TASK STATEMENT: Find the lines with the string "Informe" and return them.

INPUT ROWS:
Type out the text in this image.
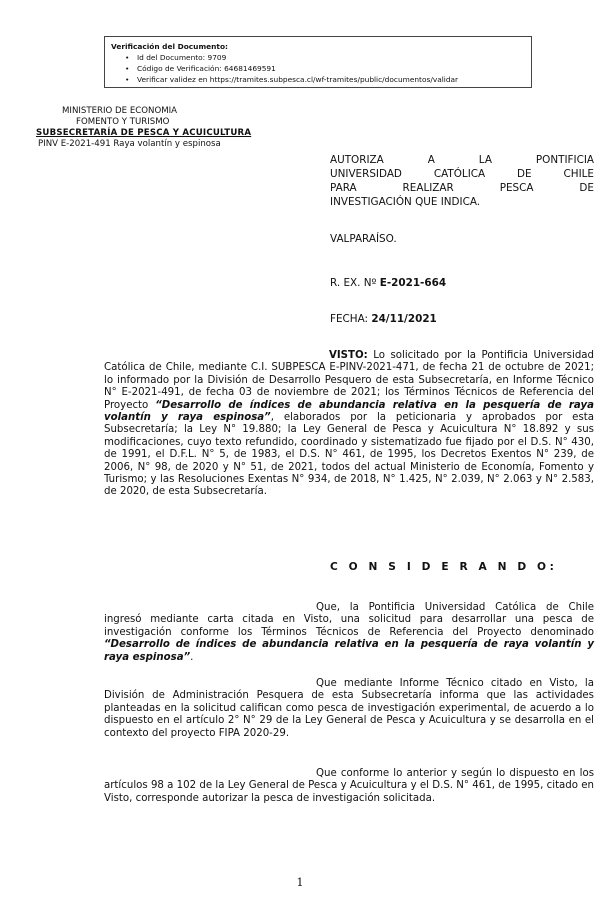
Verificación del Documento:
• Id del Documento: 9709
• Código de Verificación: 64681469591
• Verificar validez en https://tramites.subpesca.cl/wf-tramites/public/documentos/validar
MINISTERIO DE ECONOMIA
FOMENTO Y TURISMO
SUBSECRETARÍA DE PESCA Y ACUICULTURA
PINV E-2021-491 Raya volantín y espinosa
AUTORIZA A LA PONTIFICIA
UNIVERSIDAD CATÓLICA DE CHILE
PARA REALIZAR PESCA DE
INVESTIGACIÓN QUE INDICA.
VALPARAÍSO.
R. EX. Nº E-2021-664
FECHA: 24/11/2021
VISTO: Lo solicitado por la Pontificia Universidad Católica de Chile, mediante C.I. SUBPESCA E-PINV-2021-471, de fecha 21 de octubre de 2021; lo informado por la División de Desarrollo Pesquero de esta Subsecretaría, en Informe Técnico N° E-2021-491, de fecha 03 de noviembre de 2021; los Términos Técnicos de Referencia del Proyecto “Desarrollo de índices de abundancia relativa en la pesquería de raya volantín y raya espinosa”, elaborados por la peticionaria y aprobados por esta Subsecretaría; la Ley N° 19.880; la Ley General de Pesca y Acuicultura N° 18.892 y sus modificaciones, cuyo texto refundido, coordinado y sistematizado fue fijado por el D.S. N° 430, de 1991, el D.F.L. N° 5, de 1983, el D.S. N° 461, de 1995, los Decretos Exentos N° 239, de 2006, N° 98, de 2020 y N° 51, de 2021, todos del actual Ministerio de Economía, Fomento y Turismo; y las Resoluciones Exentas N° 934, de 2018, N° 1.425, N° 2.039, N° 2.063 y N° 2.583, de 2020, de esta Subsecretaría.
C O N S I D E R A N D O:
Que, la Pontificia Universidad Católica de Chile ingresó mediante carta citada en Visto, una solicitud para desarrollar una pesca de investigación conforme los Términos Técnicos de Referencia del Proyecto denominado “Desarrollo de índices de abundancia relativa en la pesquería de raya volantín y raya espinosa”.
Que mediante Informe Técnico citado en Visto, la División de Administración Pesquera de esta Subsecretaría informa que las actividades planteadas en la solicitud califican como pesca de investigación experimental, de acuerdo a lo dispuesto en el artículo 2° N° 29 de la Ley General de Pesca y Acuicultura y se desarrolla en el contexto del proyecto FIPA 2020-29.
Que conforme lo anterior y según lo dispuesto en los artículos 98 a 102 de la Ley General de Pesca y Acuicultura y el D.S. N° 461, de 1995, citado en Visto, corresponde autorizar la pesca de investigación solicitada.
1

ANSWER TO THE PROBLEM:
VISTO: Lo solicitado por la Pontificia Universidad Católica de Chile, mediante C.I. SUBPESCA E-PINV-2021-471, de fecha 21 de octubre de 2021; lo informado por la División de Desarrollo Pesquero de esta Subsecretaría, en Informe Técnico N° E-2021-491, de fecha 03 de noviembre de 2021; los Términos Técnicos de Referencia del Proyecto “Desarrollo de índices de abundancia relativa en la pesquería de raya volantín y raya espinosa”, elaborados por la peticionaria y aprobados por esta Subsecretaría; la Ley N° 19.880; la Ley General de Pesca y Acuicultura N° 18.892 y sus modificaciones, cuyo texto refundido, coordinado y sistematizado fue fijado por el D.S. N° 430, de 1991, el D.F.L. N° 5, de 1983, el D.S. N° 461, de 1995, los Decretos Exentos N° 239, de 2006, N° 98, de 2020 y N° 51, de 2021, todos del actual Ministerio de Economía, Fomento y Turismo; y las Resoluciones Exentas N° 934, de 2018, N° 1.425, N° 2.039, N° 2.063 y N° 2.583, de 2020, de esta Subsecretaría.
Que mediante Informe Técnico citado en Visto, la División de Administración Pesquera de esta Subsecretaría informa que las actividades planteadas en la solicitud califican como pesca de investigación experimental, de acuerdo a lo dispuesto en el artículo 2° N° 29 de la Ley General de Pesca y Acuicultura y se desarrolla en el contexto del proyecto FIPA 2020-29.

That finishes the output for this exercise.